## [WHAT TO WORK ON]
Output every line below without omitting or altering anything.

+---+

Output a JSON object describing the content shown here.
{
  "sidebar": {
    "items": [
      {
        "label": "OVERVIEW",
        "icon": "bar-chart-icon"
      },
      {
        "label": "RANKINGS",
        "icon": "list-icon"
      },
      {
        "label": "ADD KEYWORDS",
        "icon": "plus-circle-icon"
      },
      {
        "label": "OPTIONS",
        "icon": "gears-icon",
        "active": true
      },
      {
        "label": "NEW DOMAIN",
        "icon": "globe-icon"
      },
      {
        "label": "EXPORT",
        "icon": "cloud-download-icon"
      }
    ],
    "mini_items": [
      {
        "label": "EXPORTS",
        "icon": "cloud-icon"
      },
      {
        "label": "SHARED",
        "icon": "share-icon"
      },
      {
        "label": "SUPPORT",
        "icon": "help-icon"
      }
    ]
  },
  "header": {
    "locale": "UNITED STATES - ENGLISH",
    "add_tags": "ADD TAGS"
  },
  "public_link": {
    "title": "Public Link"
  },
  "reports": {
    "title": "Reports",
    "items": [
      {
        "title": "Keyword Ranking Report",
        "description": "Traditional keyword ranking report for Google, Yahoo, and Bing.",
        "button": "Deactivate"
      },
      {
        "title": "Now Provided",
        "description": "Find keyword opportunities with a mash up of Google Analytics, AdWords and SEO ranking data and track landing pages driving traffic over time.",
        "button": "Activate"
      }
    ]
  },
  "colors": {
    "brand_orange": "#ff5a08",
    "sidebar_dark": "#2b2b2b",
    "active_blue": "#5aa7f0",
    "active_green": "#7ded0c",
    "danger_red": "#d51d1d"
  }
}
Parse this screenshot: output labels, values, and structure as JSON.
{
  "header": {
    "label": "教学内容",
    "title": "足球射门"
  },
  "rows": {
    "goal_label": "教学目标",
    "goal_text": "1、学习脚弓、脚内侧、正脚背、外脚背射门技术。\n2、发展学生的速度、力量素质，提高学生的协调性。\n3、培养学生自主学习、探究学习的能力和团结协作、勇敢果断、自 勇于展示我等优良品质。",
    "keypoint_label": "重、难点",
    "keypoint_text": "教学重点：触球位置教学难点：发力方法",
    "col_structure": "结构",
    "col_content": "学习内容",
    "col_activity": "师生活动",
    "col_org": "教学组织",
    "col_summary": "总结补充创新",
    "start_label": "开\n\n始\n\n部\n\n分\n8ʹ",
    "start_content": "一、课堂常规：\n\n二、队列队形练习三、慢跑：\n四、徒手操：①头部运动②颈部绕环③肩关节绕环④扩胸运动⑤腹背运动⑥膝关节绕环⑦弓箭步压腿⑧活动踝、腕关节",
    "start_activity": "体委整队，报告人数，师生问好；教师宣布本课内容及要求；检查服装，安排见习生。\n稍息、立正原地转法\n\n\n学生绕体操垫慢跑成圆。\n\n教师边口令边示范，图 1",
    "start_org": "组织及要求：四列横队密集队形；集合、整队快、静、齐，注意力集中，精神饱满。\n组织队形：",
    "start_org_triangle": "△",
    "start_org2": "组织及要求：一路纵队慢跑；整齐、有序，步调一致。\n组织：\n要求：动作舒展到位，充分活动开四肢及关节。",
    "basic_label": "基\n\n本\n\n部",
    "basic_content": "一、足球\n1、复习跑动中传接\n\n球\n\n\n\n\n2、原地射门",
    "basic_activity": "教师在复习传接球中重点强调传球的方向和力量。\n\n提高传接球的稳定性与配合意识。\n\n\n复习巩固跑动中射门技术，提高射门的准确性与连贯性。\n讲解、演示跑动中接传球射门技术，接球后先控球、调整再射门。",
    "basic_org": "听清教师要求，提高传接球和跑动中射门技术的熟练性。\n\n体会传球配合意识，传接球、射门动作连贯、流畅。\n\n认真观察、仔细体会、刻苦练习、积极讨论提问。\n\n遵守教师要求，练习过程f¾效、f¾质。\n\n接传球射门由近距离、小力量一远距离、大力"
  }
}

+---+

## [WORKED SOLUTION]
Output a JSON object describing the content shown here.
{
  "sidebar": {
    "items": [
      {
        "label": "OVERVIEW",
        "icon": "bar-chart-icon"
      },
      {
        "label": "RANKINGS",
        "icon": "list-icon"
      },
      {
        "label": "ADD KEYWORDS",
        "icon": "plus-circle-icon"
      },
      {
        "label": "OPTIONS",
        "icon": "gears-icon",
        "active": true
      },
      {
        "label": "NEW DOMAIN",
        "icon": "globe-icon"
      },
      {
        "label": "EXPORT",
        "icon": "cloud-download-icon"
      }
    ],
    "mini_items": [
      {
        "label": "EXPORTS",
        "icon": "cloud-icon"
      },
      {
        "label": "SHARED",
        "icon": "share-icon"
      },
      {
        "label": "SUPPORT",
        "icon": "help-icon"
      }
    ]
  },
  "header": {
    "locale": "UNITED STATES - ENGLISH",
    "add_tags": "ADD TAGS"
  },
  "public_link": {
    "title": "Public Link"
  },
  "reports": {
    "title": "Reports",
    "items": [
      {
        "title": "Keyword Ranking Report",
        "description": "Traditional keyword ranking report for Google, Yahoo, and Bing.",
        "button": "Deactivate"
      },
      {
        "title": "Now Provided",
        "description": "Find keyword opportunities with a mash up of Google Analytics, AdWords and SEO ranking data and track landing pages driving traffic over time.",
        "button": "Activate"
      }
    ]
  },
  "colors": {
    "brand_orange": "#ff5a08",
    "sidebar_dark": "#2b2b2b",
    "active_blue": "#5aa7f0",
    "active_green": "#7ded0c",
    "danger_red": "#d51d1d"
  }
}
Parse this screenshot: output labels, values, and structure as JSON.
{
  "header": {
    "label": "教学内容",
    "title": "足球射门"
  },
  "rows": {
    "goal_label": "教学目标",
    "goal_text": "1、学习脚弓、脚内侧、正脚背、外脚背射门技术。\n2、发展学生的速度、力量素质，提高学生的协调性。\n3、培养学生自主学习、探究学习的能力和团结协作、勇敢果断、自 勇于展示我等优良品质。",
    "keypoint_label": "重、难点",
    "keypoint_text": "教学重点：触球位置教学难点：发力方法",
    "col_structure": "结构",
    "col_content": "学习内容",
    "col_activity": "师生活动",
    "col_org": "教学组织",
    "col_summary": "总结补充创新",
    "start_label": "开\n\n始\n\n部\n\n分\n8ʹ",
    "start_content": "一、课堂常规：\n\n二、队列队形练习三、慢跑：\n四、徒手操：①头部运动②颈部绕环③肩关节绕环④扩胸运动⑤腹背运动⑥膝关节绕环⑦弓箭步压腿⑧活动踝、腕关节",
    "start_activity": "体委整队，报告人数，师生问好；教师宣布本课内容及要求；检查服装，安排见习生。\n稍息、立正原地转法\n\n\n学生绕体操垫慢跑成圆。\n\n教师边口令边示范，图 1",
    "start_org": "组织及要求：四列横队密集队形；集合、整队快、静、齐，注意力集中，精神饱满。\n组织队形：",
    "start_org_triangle": "△",
    "start_org2": "组织及要求：一路纵队慢跑；整齐、有序，步调一致。\n组织：\n要求：动作舒展到位，充分活动开四肢及关节。",
    "basic_label": "基\n\n本\n\n部",
    "basic_content": "一、足球\n1、复习跑动中传接\n\n球\n\n\n\n\n2、原地射门",
    "basic_activity": "教师在复习传接球中重点强调传球的方向和力量。\n\n提高传接球的稳定性与配合意识。\n\n\n复习巩固跑动中射门技术，提高射门的准确性与连贯性。\n讲解、演示跑动中接传球射门技术，接球后先控球、调整再射门。",
    "basic_org": "听清教师要求，提高传接球和跑动中射门技术的熟练性。\n\n体会传球配合意识，传接球、射门动作连贯、流畅。\n\n认真观察、仔细体会、刻苦练习、积极讨论提问。\n\n遵守教师要求，练习过程f¾效、f¾质。\n\n接传球射门由近距离、小力量一远距离、大力"
  }
}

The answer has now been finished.